◆ **EXERCISE DETAILS**: Repeat the data below exactly, dropping any pictures it holds.

◆ **MATERIALS PROVIDED**:
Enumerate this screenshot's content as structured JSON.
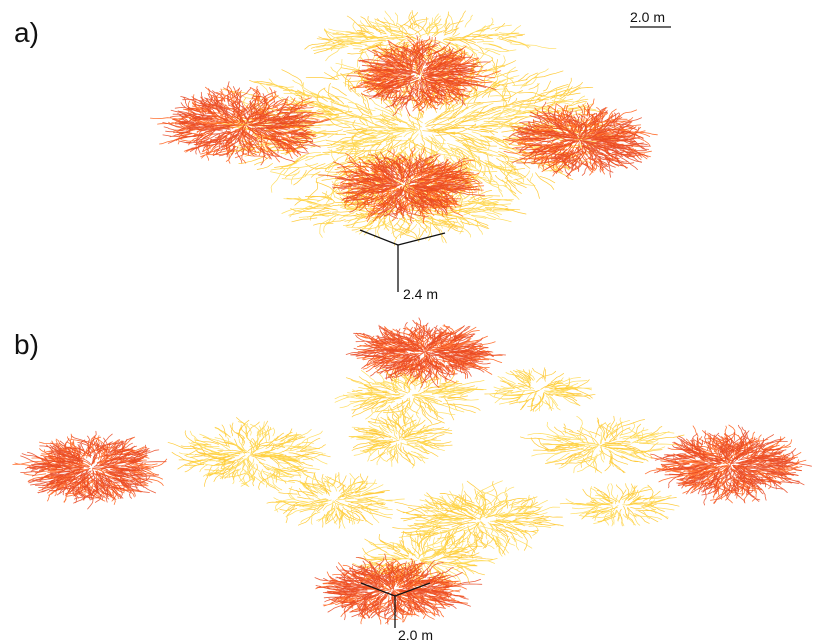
{
  "panel_a": {
    "label": "a)",
    "scale_bar_label": "2.0 m",
    "axis_label": "2.4 m"
  },
  "panel_b": {
    "label": "b)",
    "axis_label": "2.0 m"
  },
  "colors": {
    "dense_root": "#ff5a12",
    "dense_root_dark": "#e8441e",
    "sparse_root": "#ffc21a",
    "sparse_root_light": "#ffd84a",
    "axis": "#111111",
    "background": "#ffffff"
  }
}
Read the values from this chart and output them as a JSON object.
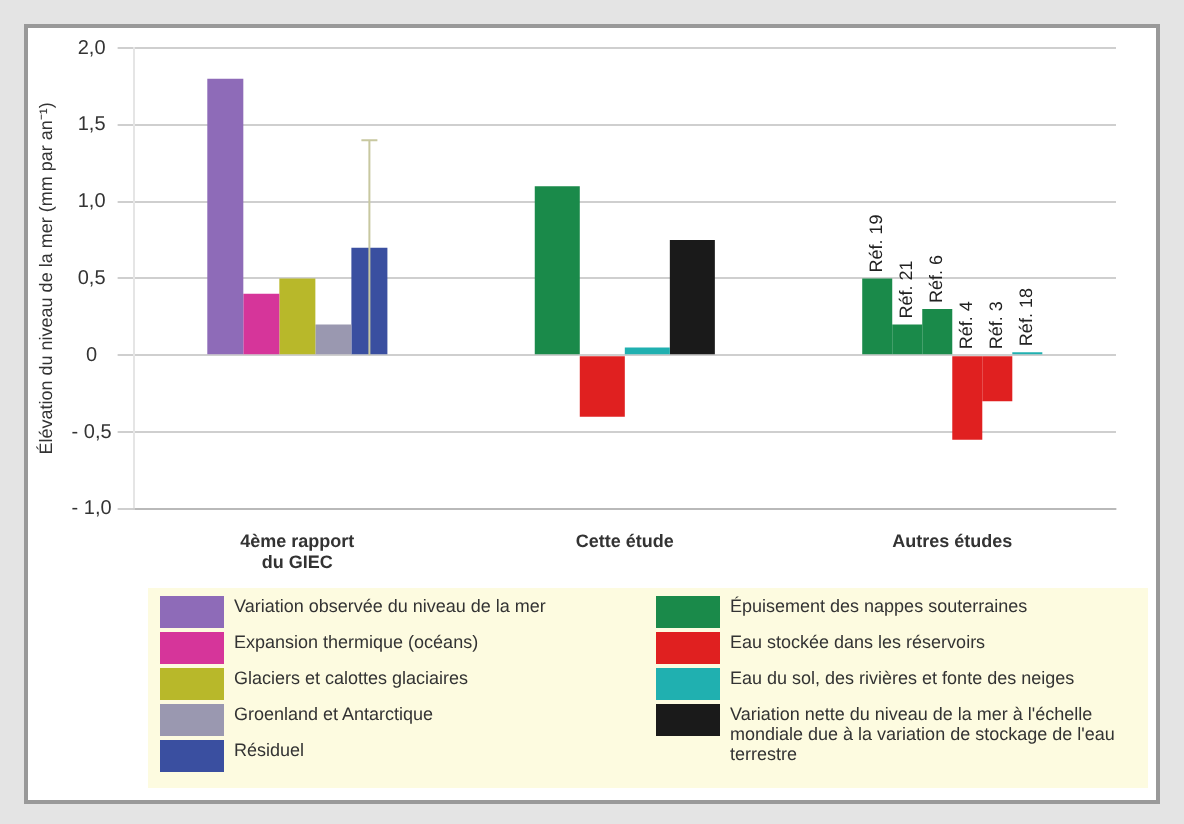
{
  "chart_data": {
    "type": "bar",
    "ylabel": "Élévation du niveau de la mer (mm par an⁻¹)",
    "categories": [
      "4ème rapport du GIEC",
      "Cette étude",
      "Autres études"
    ],
    "ylim": [
      -1,
      2
    ],
    "yticks": [
      {
        "value": 2,
        "label": "2,0"
      },
      {
        "value": 1.5,
        "label": "1,5"
      },
      {
        "value": 1,
        "label": "1,0"
      },
      {
        "value": 0.5,
        "label": "0,5"
      },
      0,
      {
        "value": -0.5,
        "label": "- 0,5"
      },
      {
        "value": -1,
        "label": "- 1,0"
      }
    ],
    "grid": "y",
    "legend": "bottom",
    "annotations": [
      "Réf. 19",
      "Réf. 21",
      "Réf. 6",
      "Réf. 4",
      "Réf. 3",
      "Réf. 18"
    ],
    "series": [
      {
        "name": "Variation observée du niveau de la mer",
        "color": "#8e6bb8",
        "values": [
          1.8,
          null,
          null
        ]
      },
      {
        "name": "Expansion thermique (océans)",
        "color": "#d6359a",
        "values": [
          0.4,
          null,
          null
        ]
      },
      {
        "name": "Glaciers et calottes glaciaires",
        "color": "#b8b82a",
        "values": [
          0.5,
          null,
          null
        ]
      },
      {
        "name": "Groenland et Antarctique",
        "color": "#9a98b0",
        "values": [
          0.2,
          null,
          null
        ]
      },
      {
        "name": "Résiduel",
        "color": "#3a4fa0",
        "values": [
          0.7,
          null,
          null
        ],
        "errors": [
          0.7,
          null,
          null
        ]
      },
      {
        "name": "Épuisement des nappes souterraines",
        "color": "#1a8a4a",
        "values": [
          null,
          1.1,
          0.5
        ]
      },
      {
        "color": "#1a8a4a",
        "values": [
          null,
          null,
          0.2
        ]
      },
      {
        "color": "#1a8a4a",
        "values": [
          null,
          null,
          0.3
        ]
      },
      {
        "name": "Eau stockée dans les réservoirs",
        "color": "#e02020",
        "values": [
          null,
          -0.4,
          -0.55
        ]
      },
      {
        "color": "#e02020",
        "values": [
          null,
          null,
          -0.3
        ]
      },
      {
        "name": "Eau du sol, des rivières et fonte des neiges",
        "color": "#20b0b0",
        "values": [
          null,
          0.05,
          0.02
        ]
      },
      {
        "name": "Variation nette du niveau de la mer à l'échelle mondiale due à la variation de stockage de l'eau terrestre",
        "color": "#1a1a1a",
        "values": [
          null,
          0.75,
          null
        ]
      }
    ]
  }
}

◆ **COMPLETED EXERCISE**:
Enumerate this screenshot's content as structured JSON.
{
  "panel_a": {
    "label": "a)",
    "scale_bar_label": "2.0 m",
    "axis_label": "2.4 m"
  },
  "panel_b": {
    "label": "b)",
    "axis_label": "2.0 m"
  },
  "colors": {
    "dense_root": "#ff5a12",
    "dense_root_dark": "#e8441e",
    "sparse_root": "#ffc21a",
    "sparse_root_light": "#ffd84a",
    "axis": "#111111",
    "background": "#ffffff"
  }
}
Read the values from this chart and output them as a JSON object.
{
  "chart_data": {
    "type": "bar",
    "ylabel": "Élévation du niveau de la mer (mm par an⁻¹)",
    "categories": [
      "4ème rapport du GIEC",
      "Cette étude",
      "Autres études"
    ],
    "ylim": [
      -1,
      2
    ],
    "yticks": [
      {
        "value": 2,
        "label": "2,0"
      },
      {
        "value": 1.5,
        "label": "1,5"
      },
      {
        "value": 1,
        "label": "1,0"
      },
      {
        "value": 0.5,
        "label": "0,5"
      },
      0,
      {
        "value": -0.5,
        "label": "- 0,5"
      },
      {
        "value": -1,
        "label": "- 1,0"
      }
    ],
    "grid": "y",
    "legend": "bottom",
    "annotations": [
      "Réf. 19",
      "Réf. 21",
      "Réf. 6",
      "Réf. 4",
      "Réf. 3",
      "Réf. 18"
    ],
    "series": [
      {
        "name": "Variation observée du niveau de la mer",
        "color": "#8e6bb8",
        "values": [
          1.8,
          null,
          null
        ]
      },
      {
        "name": "Expansion thermique (océans)",
        "color": "#d6359a",
        "values": [
          0.4,
          null,
          null
        ]
      },
      {
        "name": "Glaciers et calottes glaciaires",
        "color": "#b8b82a",
        "values": [
          0.5,
          null,
          null
        ]
      },
      {
        "name": "Groenland et Antarctique",
        "color": "#9a98b0",
        "values": [
          0.2,
          null,
          null
        ]
      },
      {
        "name": "Résiduel",
        "color": "#3a4fa0",
        "values": [
          0.7,
          null,
          null
        ],
        "errors": [
          0.7,
          null,
          null
        ]
      },
      {
        "name": "Épuisement des nappes souterraines",
        "color": "#1a8a4a",
        "values": [
          null,
          1.1,
          0.5
        ]
      },
      {
        "color": "#1a8a4a",
        "values": [
          null,
          null,
          0.2
        ]
      },
      {
        "color": "#1a8a4a",
        "values": [
          null,
          null,
          0.3
        ]
      },
      {
        "name": "Eau stockée dans les réservoirs",
        "color": "#e02020",
        "values": [
          null,
          -0.4,
          -0.55
        ]
      },
      {
        "color": "#e02020",
        "values": [
          null,
          null,
          -0.3
        ]
      },
      {
        "name": "Eau du sol, des rivières et fonte des neiges",
        "color": "#20b0b0",
        "values": [
          null,
          0.05,
          0.02
        ]
      },
      {
        "name": "Variation nette du niveau de la mer à l'échelle mondiale due à la variation de stockage de l'eau terrestre",
        "color": "#1a1a1a",
        "values": [
          null,
          0.75,
          null
        ]
      }
    ]
  }
}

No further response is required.